INTRODUCTION

The main purpose of modern materials science is the development of novel materials with a wide range of physicomechanical properties. Ordinary homogeneous systems not always meet the high requirements imposed on modern materials; hence, sufficient attention is paid by researchers to designing and development of various composite materials. This can be exemplified by graphitized carbon materials impregnated with antimony or copper alloys [1] characterized by high chemical resistance, superior antifriction, electrotechnical (in the case of copper matrix), and mechanical properties. This determined their successful application in the petrochemical industry and railway electric transport. However, the development of such composites is sometimes accompanied by certain difficulties. The main concern is that, under natural conditions, the graphite surface is actually not wetted with the copper melt, since molten copper is characterized by selective chemical activity and does not react with carbon even at high temperatures. As was demonstrated in [2], the contact angle of graphitized carbon surface with molten copper at 1100°C is 140°, which prevents the penetration of the melt into open pores in graphitized carbon. Thus, graphitized carbon workpieces are impregnated with copper melts at high temperatures (>1200°C) and a high excess pressure (10–100 MPa), which needs complicated autoclave facilities and leads to significant difficulties and high costs. Hence, the necessity to develop special copper alloys is obvious, aiming at active wetting of the graphite surface with melts that can penetrate into fine pores of graphitized carbon without a significant excess pressure.

Generally, the wetting of the graphitized carbon surface with a molten metal occurs when the latter sufficiently intensely reacts with carbon, nontransition metals (including copper) are chemically inert with regard to carbon, and the contact angle of the metal droplets contacting with the graphite surface are obtuse (θ > 90°).

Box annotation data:
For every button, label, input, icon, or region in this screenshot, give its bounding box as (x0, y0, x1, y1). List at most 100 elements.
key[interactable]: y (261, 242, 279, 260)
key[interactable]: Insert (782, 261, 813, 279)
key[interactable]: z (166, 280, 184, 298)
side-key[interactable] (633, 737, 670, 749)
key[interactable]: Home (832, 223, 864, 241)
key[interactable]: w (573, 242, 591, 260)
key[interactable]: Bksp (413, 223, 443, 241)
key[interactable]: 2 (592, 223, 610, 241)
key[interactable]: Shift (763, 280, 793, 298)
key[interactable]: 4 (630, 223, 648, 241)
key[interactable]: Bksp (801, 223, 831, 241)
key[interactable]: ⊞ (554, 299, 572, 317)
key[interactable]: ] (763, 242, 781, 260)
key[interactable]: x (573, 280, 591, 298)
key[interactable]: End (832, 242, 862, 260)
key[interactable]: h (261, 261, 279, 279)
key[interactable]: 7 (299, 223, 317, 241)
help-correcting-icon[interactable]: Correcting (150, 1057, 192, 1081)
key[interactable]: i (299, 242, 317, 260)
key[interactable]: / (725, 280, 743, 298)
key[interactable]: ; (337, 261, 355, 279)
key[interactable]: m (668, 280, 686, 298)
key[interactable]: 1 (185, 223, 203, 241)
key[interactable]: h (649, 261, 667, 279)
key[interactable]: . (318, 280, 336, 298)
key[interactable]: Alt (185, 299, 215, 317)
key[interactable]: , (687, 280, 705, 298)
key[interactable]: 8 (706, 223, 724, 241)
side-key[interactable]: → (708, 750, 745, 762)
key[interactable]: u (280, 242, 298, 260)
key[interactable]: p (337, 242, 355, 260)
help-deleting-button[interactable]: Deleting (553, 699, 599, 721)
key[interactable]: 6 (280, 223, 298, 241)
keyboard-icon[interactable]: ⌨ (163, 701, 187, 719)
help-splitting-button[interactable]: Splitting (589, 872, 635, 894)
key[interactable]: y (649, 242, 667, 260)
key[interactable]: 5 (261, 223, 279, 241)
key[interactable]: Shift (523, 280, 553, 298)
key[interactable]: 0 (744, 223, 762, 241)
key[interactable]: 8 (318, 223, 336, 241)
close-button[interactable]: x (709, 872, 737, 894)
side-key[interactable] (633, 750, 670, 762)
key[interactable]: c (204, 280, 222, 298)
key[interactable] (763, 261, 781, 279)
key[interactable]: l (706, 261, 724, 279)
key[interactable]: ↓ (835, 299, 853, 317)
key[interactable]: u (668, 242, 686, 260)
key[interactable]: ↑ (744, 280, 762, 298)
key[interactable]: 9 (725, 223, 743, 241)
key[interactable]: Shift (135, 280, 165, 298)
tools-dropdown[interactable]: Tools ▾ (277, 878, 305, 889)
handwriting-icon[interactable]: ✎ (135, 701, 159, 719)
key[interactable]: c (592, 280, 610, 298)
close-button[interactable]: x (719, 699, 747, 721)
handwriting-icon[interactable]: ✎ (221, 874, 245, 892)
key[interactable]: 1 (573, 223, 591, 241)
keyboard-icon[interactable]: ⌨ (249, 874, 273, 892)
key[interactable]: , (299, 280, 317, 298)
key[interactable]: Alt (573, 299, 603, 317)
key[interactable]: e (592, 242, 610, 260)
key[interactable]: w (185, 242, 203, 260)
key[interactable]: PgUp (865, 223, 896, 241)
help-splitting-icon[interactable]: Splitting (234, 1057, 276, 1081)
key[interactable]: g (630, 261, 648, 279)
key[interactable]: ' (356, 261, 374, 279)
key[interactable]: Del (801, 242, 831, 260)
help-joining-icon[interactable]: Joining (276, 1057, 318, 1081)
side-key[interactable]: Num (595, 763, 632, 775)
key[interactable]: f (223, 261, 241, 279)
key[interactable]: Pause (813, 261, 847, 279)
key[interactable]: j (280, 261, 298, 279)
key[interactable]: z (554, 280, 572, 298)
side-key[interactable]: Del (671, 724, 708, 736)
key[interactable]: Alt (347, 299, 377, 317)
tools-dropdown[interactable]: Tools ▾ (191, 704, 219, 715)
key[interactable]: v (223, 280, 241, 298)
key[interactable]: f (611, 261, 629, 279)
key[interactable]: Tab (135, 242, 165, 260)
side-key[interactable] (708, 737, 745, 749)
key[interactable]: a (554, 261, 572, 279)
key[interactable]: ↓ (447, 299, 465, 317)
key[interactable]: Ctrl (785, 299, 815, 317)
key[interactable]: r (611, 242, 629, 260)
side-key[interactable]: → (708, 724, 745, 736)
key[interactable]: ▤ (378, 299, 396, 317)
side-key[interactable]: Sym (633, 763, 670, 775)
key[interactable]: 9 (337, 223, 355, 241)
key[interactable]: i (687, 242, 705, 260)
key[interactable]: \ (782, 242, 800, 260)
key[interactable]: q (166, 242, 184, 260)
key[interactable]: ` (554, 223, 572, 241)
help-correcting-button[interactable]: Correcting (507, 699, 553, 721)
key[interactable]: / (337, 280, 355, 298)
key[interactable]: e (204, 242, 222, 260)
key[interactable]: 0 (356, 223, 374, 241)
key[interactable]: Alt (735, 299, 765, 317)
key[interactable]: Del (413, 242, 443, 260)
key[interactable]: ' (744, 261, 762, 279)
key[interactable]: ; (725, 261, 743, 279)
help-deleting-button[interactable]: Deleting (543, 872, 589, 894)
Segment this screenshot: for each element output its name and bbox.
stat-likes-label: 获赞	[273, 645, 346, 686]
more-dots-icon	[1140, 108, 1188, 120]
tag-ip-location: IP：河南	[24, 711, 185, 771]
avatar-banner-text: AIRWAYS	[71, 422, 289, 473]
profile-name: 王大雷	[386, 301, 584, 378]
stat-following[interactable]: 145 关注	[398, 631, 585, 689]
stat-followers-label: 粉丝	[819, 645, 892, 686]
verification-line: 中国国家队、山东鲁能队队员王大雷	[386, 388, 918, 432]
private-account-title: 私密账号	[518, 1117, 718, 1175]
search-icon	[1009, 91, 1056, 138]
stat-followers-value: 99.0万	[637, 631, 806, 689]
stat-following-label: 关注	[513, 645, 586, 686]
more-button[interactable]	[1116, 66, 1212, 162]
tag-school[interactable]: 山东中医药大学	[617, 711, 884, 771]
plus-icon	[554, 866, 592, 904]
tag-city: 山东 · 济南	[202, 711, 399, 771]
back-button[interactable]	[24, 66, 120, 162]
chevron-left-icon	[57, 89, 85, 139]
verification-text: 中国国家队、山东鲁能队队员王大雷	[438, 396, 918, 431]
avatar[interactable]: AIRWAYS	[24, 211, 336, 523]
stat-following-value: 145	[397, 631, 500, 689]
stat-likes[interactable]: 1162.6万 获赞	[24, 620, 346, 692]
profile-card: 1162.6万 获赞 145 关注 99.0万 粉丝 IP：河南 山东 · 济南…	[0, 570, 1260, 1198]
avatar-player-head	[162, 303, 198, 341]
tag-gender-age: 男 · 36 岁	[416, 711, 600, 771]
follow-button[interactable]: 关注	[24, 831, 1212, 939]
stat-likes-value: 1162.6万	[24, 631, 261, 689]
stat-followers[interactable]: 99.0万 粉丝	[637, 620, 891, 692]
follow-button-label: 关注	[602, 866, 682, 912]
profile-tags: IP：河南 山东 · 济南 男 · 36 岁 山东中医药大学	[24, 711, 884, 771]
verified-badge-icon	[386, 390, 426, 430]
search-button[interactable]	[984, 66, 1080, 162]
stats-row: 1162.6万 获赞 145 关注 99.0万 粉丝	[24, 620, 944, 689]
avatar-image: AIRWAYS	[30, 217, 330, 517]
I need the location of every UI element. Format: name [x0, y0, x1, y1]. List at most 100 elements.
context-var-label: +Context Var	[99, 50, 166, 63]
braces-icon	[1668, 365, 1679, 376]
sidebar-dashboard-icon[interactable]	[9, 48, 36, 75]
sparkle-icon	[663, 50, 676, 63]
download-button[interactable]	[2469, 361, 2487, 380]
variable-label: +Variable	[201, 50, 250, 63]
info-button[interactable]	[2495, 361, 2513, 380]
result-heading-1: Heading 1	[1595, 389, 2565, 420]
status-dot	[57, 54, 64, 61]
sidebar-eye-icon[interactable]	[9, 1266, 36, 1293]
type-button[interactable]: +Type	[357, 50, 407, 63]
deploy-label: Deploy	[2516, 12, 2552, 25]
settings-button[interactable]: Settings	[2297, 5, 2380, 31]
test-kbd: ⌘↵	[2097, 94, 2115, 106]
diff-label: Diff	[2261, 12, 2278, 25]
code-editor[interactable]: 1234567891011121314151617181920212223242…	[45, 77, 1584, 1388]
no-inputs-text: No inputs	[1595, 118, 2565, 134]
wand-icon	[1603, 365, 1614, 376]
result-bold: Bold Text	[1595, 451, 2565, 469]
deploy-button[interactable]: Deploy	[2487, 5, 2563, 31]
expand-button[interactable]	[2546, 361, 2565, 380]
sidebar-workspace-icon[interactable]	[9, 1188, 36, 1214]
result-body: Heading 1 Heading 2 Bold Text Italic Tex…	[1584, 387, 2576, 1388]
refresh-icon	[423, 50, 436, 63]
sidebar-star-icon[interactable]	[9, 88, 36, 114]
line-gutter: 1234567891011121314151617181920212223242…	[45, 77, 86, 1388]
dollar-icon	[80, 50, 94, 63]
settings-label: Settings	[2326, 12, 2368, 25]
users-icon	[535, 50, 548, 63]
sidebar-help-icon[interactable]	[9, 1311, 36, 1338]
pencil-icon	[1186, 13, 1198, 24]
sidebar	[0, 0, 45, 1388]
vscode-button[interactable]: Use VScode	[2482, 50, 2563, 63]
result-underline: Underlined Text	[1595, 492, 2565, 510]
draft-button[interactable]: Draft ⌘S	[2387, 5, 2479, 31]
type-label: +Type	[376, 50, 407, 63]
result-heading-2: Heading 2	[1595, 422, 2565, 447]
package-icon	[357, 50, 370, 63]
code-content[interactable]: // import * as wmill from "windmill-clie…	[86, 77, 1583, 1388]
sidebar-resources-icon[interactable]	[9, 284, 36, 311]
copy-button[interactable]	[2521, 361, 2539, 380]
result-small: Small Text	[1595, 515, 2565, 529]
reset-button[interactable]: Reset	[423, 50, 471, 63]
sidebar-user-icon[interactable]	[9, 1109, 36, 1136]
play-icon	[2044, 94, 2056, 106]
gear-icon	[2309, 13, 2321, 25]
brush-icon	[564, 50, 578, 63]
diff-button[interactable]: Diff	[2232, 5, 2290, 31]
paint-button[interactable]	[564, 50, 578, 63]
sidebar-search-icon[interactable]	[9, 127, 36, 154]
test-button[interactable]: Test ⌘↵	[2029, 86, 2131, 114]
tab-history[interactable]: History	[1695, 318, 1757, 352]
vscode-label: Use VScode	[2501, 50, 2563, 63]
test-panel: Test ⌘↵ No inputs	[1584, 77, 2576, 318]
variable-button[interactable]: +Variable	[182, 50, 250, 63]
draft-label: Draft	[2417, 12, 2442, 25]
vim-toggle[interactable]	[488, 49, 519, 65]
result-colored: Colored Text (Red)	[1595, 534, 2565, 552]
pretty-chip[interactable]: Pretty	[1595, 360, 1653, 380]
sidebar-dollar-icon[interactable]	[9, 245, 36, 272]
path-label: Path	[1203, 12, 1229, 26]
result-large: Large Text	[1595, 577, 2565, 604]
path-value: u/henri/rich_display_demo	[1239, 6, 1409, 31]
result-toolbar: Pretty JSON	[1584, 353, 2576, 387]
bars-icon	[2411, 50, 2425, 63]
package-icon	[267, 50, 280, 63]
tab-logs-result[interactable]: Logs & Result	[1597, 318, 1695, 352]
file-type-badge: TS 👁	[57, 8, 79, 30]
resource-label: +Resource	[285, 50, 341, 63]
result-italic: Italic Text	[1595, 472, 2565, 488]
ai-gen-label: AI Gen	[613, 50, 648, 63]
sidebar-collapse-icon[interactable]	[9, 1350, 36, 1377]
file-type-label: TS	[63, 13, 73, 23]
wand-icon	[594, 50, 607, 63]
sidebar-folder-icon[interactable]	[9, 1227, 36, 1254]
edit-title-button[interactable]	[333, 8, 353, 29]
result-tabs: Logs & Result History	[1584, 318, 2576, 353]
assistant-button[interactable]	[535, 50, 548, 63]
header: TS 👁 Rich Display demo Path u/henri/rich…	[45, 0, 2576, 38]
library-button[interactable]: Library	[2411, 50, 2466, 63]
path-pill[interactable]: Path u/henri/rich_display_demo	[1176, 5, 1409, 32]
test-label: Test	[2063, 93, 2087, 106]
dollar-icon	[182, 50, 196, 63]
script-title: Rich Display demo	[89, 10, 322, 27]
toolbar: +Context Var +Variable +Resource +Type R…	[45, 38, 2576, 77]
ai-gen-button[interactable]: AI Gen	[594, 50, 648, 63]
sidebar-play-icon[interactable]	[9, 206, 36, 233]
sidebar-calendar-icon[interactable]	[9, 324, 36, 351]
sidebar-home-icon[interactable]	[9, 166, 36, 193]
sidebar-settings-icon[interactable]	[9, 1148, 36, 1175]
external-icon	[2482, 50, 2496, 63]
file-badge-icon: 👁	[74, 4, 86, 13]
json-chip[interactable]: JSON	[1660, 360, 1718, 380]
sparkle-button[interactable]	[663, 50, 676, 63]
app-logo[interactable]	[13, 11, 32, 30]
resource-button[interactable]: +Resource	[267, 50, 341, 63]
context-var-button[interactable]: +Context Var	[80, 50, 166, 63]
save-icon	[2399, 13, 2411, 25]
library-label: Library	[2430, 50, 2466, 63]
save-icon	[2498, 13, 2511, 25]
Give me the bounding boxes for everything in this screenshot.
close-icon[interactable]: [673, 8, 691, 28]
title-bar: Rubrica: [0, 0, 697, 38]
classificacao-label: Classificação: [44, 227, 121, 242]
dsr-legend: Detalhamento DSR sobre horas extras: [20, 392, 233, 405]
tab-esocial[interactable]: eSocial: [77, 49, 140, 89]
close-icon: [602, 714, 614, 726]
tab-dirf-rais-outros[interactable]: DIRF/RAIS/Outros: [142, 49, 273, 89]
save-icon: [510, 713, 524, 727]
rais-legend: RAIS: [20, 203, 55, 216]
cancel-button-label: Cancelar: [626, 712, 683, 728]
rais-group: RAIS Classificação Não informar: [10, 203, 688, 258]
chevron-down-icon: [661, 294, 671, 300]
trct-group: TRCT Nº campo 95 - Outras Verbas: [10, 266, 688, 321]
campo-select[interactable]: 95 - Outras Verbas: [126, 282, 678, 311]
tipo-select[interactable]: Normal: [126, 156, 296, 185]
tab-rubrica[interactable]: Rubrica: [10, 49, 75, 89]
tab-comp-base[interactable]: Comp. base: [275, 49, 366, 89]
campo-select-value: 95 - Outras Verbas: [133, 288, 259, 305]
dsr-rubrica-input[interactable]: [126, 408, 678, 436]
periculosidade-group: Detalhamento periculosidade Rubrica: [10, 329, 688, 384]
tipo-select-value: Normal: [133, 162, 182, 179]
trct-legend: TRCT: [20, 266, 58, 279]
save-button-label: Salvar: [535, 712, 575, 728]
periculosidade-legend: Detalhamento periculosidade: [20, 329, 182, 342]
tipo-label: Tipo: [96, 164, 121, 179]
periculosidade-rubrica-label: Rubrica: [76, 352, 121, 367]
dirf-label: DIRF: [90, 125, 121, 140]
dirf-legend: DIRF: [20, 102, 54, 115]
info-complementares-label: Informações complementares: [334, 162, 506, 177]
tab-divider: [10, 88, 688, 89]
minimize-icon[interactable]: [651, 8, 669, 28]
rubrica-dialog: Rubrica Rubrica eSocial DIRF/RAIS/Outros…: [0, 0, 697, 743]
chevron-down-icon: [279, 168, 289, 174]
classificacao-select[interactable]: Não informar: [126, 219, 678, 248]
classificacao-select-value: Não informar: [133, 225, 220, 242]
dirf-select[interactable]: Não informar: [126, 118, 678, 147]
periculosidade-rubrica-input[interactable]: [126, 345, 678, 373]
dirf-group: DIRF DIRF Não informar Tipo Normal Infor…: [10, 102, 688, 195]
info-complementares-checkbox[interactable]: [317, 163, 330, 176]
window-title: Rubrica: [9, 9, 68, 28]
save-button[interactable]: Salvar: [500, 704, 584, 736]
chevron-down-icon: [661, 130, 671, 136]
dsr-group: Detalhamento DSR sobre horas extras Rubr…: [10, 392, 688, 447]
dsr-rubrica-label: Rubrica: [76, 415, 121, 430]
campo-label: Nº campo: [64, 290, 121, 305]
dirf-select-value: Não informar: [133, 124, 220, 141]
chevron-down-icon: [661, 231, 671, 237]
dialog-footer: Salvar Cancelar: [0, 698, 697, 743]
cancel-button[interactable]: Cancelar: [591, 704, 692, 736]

■ **Set tasks**:
**1)** Using the text on carbon and copper composites, decide whether each statement agrees with it. Give yes or no for each, along with the deciding words quoted exactly from the text. (a) Molten copper does not react with carbon even at high temperatures. (b) At 1100°C, the contact angle of molten copper on graphitized carbon is 90°. (c) Graphitized carbon workpieces are impregnated with copper melts at low pressure.
**2)** Write out the text on carbon and copper composites word for word, starting at "Generally, the wetting" and ending at "obtuse (θ > 90°).".

■ **Answers for the tasks**:
**1)**
(a) Yes: "does not react with carbon even at high temperatures"
(b) No: "the contact angle of graphitized carbon surface with molten copper at 1100°C is 140°"
(c) No: "at high temperatures (>1200°C) and a high excess pressure (10–100 MPa)"

**2)**
Generally, the wetting of the graphitized carbon surface with a molten metal occurs when the latter sufficiently intensely reacts with carbon, nontransition metals (including copper) are chemically inert with regard to carbon, and the contact angle of the metal droplets contacting with the graphite surface are obtuse (θ > 90°).